Stated problem: Print the records again, character for character.

========================

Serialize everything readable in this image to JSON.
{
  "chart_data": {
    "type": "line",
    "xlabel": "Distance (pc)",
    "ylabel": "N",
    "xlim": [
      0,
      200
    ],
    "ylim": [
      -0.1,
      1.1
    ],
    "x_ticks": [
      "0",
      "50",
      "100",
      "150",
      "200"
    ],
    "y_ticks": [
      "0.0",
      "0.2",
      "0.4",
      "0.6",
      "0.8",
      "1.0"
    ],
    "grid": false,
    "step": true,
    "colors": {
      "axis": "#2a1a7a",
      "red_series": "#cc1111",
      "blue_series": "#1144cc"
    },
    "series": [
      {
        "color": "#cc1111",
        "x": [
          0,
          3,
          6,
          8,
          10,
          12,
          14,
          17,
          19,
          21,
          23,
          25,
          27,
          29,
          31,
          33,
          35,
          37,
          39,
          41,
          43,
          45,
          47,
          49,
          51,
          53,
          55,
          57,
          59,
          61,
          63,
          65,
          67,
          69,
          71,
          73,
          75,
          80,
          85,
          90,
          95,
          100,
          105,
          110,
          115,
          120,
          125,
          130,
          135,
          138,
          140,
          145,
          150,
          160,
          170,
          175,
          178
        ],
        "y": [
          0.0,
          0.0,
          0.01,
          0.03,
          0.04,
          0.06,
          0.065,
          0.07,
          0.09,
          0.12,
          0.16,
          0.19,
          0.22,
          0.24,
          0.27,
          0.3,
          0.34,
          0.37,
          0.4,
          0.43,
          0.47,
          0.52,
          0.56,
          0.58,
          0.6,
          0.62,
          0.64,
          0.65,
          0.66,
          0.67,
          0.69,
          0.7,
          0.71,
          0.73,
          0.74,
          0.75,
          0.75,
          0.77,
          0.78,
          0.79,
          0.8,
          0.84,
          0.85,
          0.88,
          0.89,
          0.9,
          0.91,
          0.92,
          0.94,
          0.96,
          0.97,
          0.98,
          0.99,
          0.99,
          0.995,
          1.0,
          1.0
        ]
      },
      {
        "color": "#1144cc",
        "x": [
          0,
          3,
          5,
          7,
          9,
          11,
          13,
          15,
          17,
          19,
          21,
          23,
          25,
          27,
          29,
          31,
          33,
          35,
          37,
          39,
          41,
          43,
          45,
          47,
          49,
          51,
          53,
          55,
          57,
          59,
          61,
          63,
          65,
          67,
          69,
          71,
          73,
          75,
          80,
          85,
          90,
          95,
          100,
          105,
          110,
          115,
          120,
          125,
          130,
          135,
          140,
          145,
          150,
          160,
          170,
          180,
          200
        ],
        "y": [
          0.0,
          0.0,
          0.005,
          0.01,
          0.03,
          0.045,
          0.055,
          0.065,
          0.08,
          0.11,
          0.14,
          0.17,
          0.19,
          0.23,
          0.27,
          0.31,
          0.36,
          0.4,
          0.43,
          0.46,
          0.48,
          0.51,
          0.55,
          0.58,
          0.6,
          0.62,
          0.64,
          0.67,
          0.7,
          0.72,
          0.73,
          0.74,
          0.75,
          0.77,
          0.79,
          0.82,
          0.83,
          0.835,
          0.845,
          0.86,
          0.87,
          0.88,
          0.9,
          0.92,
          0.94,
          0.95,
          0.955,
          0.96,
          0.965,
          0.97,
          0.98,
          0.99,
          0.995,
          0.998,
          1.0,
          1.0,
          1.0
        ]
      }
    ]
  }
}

========================

Complete response:
Serialize everything readable in this image to JSON.
{
  "chart_data": {
    "type": "line",
    "xlabel": "Distance (pc)",
    "ylabel": "N",
    "xlim": [
      0,
      200
    ],
    "ylim": [
      -0.1,
      1.1
    ],
    "x_ticks": [
      "0",
      "50",
      "100",
      "150",
      "200"
    ],
    "y_ticks": [
      "0.0",
      "0.2",
      "0.4",
      "0.6",
      "0.8",
      "1.0"
    ],
    "grid": false,
    "step": true,
    "colors": {
      "axis": "#2a1a7a",
      "red_series": "#cc1111",
      "blue_series": "#1144cc"
    },
    "series": [
      {
        "color": "#cc1111",
        "x": [
          0,
          3,
          6,
          8,
          10,
          12,
          14,
          17,
          19,
          21,
          23,
          25,
          27,
          29,
          31,
          33,
          35,
          37,
          39,
          41,
          43,
          45,
          47,
          49,
          51,
          53,
          55,
          57,
          59,
          61,
          63,
          65,
          67,
          69,
          71,
          73,
          75,
          80,
          85,
          90,
          95,
          100,
          105,
          110,
          115,
          120,
          125,
          130,
          135,
          138,
          140,
          145,
          150,
          160,
          170,
          175,
          178
        ],
        "y": [
          0.0,
          0.0,
          0.01,
          0.03,
          0.04,
          0.06,
          0.065,
          0.07,
          0.09,
          0.12,
          0.16,
          0.19,
          0.22,
          0.24,
          0.27,
          0.3,
          0.34,
          0.37,
          0.4,
          0.43,
          0.47,
          0.52,
          0.56,
          0.58,
          0.6,
          0.62,
          0.64,
          0.65,
          0.66,
          0.67,
          0.69,
          0.7,
          0.71,
          0.73,
          0.74,
          0.75,
          0.75,
          0.77,
          0.78,
          0.79,
          0.8,
          0.84,
          0.85,
          0.88,
          0.89,
          0.9,
          0.91,
          0.92,
          0.94,
          0.96,
          0.97,
          0.98,
          0.99,
          0.99,
          0.995,
          1.0,
          1.0
        ]
      },
      {
        "color": "#1144cc",
        "x": [
          0,
          3,
          5,
          7,
          9,
          11,
          13,
          15,
          17,
          19,
          21,
          23,
          25,
          27,
          29,
          31,
          33,
          35,
          37,
          39,
          41,
          43,
          45,
          47,
          49,
          51,
          53,
          55,
          57,
          59,
          61,
          63,
          65,
          67,
          69,
          71,
          73,
          75,
          80,
          85,
          90,
          95,
          100,
          105,
          110,
          115,
          120,
          125,
          130,
          135,
          140,
          145,
          150,
          160,
          170,
          180,
          200
        ],
        "y": [
          0.0,
          0.0,
          0.005,
          0.01,
          0.03,
          0.045,
          0.055,
          0.065,
          0.08,
          0.11,
          0.14,
          0.17,
          0.19,
          0.23,
          0.27,
          0.31,
          0.36,
          0.4,
          0.43,
          0.46,
          0.48,
          0.51,
          0.55,
          0.58,
          0.6,
          0.62,
          0.64,
          0.67,
          0.7,
          0.72,
          0.73,
          0.74,
          0.75,
          0.77,
          0.79,
          0.82,
          0.83,
          0.835,
          0.845,
          0.86,
          0.87,
          0.88,
          0.9,
          0.92,
          0.94,
          0.95,
          0.955,
          0.96,
          0.965,
          0.97,
          0.98,
          0.99,
          0.995,
          0.998,
          1.0,
          1.0,
          1.0
        ]
      }
    ]
  }
}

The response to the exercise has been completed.